=== Problem ===
Copy whichever lines contain the string "Türkiye".

=== Extracted records ===
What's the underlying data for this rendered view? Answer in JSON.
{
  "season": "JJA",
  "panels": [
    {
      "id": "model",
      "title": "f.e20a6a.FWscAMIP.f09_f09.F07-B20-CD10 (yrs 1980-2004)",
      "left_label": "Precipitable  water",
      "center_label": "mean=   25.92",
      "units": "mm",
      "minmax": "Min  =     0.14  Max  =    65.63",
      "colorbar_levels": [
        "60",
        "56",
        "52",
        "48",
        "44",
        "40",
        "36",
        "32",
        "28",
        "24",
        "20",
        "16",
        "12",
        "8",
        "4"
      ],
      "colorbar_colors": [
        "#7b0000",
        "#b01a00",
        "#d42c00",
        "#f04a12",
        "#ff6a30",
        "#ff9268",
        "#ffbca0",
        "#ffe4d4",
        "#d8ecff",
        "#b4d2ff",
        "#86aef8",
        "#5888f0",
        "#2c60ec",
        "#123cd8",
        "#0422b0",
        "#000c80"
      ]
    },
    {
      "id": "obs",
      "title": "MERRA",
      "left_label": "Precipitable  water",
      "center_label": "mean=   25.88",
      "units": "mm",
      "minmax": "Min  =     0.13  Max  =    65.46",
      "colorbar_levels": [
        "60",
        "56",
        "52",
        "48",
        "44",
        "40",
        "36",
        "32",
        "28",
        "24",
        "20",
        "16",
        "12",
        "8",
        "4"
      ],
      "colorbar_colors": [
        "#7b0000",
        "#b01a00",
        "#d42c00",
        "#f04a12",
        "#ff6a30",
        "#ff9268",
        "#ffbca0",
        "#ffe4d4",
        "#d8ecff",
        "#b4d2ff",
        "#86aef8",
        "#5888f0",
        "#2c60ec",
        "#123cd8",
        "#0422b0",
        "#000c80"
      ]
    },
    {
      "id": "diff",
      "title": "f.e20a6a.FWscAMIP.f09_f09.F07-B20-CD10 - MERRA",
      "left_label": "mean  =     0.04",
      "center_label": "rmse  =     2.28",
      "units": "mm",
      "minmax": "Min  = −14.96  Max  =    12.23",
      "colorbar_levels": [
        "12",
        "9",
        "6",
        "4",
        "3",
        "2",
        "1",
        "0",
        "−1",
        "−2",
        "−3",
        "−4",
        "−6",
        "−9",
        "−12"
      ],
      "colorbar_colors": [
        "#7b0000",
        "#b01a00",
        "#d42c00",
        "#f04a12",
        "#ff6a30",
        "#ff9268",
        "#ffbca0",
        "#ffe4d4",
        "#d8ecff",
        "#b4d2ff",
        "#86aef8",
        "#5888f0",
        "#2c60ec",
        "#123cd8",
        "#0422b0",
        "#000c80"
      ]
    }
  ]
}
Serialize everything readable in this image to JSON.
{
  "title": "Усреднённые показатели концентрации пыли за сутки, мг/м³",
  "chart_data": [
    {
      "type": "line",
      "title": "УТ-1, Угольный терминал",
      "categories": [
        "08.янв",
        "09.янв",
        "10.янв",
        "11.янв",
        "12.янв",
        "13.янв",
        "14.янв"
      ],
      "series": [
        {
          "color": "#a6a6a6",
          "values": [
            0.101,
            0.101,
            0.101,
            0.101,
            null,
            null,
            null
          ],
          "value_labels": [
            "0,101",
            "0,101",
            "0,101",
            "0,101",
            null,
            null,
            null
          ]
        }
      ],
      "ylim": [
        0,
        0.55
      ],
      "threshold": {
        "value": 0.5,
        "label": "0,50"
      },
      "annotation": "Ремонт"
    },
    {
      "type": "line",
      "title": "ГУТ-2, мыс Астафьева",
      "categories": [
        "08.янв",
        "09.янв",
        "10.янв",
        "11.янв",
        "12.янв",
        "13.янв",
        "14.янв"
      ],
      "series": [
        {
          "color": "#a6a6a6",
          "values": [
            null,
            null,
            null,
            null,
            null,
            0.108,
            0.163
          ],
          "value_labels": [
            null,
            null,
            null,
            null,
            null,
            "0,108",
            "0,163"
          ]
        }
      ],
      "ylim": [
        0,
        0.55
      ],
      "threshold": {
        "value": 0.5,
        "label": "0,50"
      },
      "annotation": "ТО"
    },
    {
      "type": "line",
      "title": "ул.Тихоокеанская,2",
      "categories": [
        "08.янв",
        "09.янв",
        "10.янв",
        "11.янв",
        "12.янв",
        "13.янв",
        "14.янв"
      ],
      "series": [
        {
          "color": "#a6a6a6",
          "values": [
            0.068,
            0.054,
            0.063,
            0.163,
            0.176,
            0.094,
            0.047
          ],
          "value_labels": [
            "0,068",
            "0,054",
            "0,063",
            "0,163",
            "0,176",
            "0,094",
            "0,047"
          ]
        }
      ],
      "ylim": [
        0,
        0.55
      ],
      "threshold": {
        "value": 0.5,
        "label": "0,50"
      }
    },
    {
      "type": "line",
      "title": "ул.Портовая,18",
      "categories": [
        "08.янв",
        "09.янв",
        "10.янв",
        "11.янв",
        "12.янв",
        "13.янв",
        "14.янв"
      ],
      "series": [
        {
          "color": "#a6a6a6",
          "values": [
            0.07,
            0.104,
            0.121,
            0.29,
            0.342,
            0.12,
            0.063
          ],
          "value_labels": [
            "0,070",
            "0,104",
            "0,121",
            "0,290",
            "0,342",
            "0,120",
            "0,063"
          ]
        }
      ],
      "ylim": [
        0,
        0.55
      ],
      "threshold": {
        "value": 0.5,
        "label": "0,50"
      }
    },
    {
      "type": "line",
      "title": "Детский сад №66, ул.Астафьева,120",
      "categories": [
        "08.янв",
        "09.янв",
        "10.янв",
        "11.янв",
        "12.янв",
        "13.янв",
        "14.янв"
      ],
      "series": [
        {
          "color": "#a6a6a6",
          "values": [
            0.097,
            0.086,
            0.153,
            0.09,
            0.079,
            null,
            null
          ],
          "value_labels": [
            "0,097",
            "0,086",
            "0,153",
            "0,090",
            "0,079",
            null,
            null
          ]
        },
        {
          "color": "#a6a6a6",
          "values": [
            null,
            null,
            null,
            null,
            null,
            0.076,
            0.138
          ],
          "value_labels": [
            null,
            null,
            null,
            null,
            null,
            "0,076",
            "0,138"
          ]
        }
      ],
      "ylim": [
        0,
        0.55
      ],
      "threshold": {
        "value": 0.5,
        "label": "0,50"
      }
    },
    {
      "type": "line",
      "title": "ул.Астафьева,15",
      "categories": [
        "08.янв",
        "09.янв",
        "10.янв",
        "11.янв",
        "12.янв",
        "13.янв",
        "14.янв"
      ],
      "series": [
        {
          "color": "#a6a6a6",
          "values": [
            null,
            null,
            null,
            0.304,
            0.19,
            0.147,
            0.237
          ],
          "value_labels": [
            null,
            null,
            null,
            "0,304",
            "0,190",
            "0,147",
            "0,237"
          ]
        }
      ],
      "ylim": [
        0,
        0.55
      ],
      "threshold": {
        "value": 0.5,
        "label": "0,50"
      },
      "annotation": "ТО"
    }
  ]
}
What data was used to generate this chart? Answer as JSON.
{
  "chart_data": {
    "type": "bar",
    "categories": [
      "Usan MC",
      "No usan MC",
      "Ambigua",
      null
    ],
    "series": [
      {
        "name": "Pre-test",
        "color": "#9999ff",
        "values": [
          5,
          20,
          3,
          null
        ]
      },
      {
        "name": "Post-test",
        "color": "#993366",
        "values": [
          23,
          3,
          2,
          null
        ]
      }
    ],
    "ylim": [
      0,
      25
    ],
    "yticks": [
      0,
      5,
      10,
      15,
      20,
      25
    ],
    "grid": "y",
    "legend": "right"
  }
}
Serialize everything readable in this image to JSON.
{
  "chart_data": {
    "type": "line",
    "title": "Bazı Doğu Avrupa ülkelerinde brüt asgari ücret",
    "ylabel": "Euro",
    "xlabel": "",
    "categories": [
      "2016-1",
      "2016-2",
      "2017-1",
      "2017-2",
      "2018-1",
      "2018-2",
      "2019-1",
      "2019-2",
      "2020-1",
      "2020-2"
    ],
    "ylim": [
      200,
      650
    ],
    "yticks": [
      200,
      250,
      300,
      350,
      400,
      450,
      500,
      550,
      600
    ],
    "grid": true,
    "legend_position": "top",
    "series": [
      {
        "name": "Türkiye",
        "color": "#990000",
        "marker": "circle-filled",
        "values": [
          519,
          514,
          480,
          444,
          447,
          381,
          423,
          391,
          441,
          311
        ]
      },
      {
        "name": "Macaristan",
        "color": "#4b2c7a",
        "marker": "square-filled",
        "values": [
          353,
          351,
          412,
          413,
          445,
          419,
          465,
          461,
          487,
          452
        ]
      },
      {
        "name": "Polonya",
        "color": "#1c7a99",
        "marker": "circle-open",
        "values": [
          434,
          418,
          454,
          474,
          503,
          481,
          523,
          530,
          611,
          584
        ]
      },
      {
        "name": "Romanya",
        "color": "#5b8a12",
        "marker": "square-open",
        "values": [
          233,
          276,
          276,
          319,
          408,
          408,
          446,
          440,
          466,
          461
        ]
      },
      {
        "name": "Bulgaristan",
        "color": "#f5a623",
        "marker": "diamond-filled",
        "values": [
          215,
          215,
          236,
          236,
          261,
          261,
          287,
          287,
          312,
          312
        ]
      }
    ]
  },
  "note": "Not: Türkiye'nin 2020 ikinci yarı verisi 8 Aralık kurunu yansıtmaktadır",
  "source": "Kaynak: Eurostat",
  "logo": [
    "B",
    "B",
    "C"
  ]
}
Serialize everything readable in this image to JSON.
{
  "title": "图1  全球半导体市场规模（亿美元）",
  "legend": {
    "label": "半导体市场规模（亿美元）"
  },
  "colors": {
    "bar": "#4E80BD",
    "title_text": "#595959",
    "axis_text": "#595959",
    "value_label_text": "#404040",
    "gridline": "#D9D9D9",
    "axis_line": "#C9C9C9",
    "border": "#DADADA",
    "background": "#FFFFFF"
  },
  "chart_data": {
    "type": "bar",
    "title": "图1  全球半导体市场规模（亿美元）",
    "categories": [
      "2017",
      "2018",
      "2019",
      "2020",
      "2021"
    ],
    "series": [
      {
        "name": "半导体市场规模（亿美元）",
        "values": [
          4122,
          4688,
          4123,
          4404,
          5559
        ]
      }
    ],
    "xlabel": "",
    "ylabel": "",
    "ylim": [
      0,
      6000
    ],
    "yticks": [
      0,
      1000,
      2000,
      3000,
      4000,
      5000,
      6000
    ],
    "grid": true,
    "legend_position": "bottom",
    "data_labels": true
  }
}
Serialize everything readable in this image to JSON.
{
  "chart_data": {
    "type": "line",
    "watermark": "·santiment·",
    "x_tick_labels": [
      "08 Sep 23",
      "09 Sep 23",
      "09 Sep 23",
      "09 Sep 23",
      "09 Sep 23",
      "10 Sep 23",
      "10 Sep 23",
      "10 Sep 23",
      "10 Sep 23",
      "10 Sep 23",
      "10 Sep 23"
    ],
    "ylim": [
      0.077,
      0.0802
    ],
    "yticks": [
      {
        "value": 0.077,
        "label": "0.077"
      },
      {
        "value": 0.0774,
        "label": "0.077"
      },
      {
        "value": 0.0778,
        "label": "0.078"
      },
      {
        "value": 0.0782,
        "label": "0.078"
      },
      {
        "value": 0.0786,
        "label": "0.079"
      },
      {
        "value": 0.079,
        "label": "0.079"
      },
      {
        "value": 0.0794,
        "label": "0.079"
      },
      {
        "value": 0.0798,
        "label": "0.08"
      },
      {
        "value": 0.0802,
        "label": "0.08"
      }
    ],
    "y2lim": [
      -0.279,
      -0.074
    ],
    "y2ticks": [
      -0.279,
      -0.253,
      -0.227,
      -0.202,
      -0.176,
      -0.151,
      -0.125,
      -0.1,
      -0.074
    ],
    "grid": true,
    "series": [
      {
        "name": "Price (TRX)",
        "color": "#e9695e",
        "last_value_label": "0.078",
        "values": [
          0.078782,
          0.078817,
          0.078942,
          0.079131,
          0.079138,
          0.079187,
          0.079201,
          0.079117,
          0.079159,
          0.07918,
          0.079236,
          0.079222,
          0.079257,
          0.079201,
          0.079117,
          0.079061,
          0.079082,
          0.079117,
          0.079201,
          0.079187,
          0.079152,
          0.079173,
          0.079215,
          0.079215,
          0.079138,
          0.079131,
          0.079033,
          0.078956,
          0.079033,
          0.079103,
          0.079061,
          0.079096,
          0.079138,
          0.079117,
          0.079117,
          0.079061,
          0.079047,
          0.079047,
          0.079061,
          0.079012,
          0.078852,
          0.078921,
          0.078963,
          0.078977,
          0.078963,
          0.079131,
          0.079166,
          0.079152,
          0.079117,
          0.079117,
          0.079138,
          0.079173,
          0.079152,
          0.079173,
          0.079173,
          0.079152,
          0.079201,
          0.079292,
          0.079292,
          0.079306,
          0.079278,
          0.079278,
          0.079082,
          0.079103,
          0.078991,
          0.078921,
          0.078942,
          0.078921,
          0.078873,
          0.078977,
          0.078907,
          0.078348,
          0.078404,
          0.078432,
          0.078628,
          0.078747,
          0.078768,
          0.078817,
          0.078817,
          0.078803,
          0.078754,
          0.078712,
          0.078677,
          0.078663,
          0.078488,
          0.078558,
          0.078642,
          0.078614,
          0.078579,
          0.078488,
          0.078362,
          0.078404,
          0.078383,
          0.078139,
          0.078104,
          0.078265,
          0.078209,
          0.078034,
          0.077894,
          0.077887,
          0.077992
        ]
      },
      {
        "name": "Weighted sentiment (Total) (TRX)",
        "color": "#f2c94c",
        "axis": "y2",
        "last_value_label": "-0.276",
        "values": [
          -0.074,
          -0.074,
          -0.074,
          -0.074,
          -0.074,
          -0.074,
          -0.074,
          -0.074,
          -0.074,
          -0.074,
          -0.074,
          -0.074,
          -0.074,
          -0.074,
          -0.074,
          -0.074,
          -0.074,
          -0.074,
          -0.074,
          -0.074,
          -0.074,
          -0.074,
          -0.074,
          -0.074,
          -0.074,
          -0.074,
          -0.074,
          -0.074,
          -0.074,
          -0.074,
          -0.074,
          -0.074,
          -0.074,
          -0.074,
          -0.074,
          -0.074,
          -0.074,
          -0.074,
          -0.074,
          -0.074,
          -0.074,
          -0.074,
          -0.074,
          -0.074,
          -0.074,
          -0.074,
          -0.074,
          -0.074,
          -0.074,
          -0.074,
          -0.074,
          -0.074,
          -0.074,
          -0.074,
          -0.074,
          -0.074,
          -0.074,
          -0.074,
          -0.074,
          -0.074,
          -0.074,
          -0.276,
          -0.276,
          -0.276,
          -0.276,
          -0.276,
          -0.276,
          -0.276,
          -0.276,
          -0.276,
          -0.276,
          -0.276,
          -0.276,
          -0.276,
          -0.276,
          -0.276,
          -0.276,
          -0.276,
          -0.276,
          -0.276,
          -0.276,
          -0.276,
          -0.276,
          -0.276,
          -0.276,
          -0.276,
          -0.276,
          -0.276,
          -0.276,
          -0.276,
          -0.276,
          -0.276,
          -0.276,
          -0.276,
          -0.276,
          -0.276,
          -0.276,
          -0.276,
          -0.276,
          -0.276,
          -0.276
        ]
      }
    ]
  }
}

=== Output below ===
        "name": "Türkiye",
  "note": "Not: Türkiye'nin 2020 ikinci yarı verisi 8 Aralık kurunu yansıtmaktadır",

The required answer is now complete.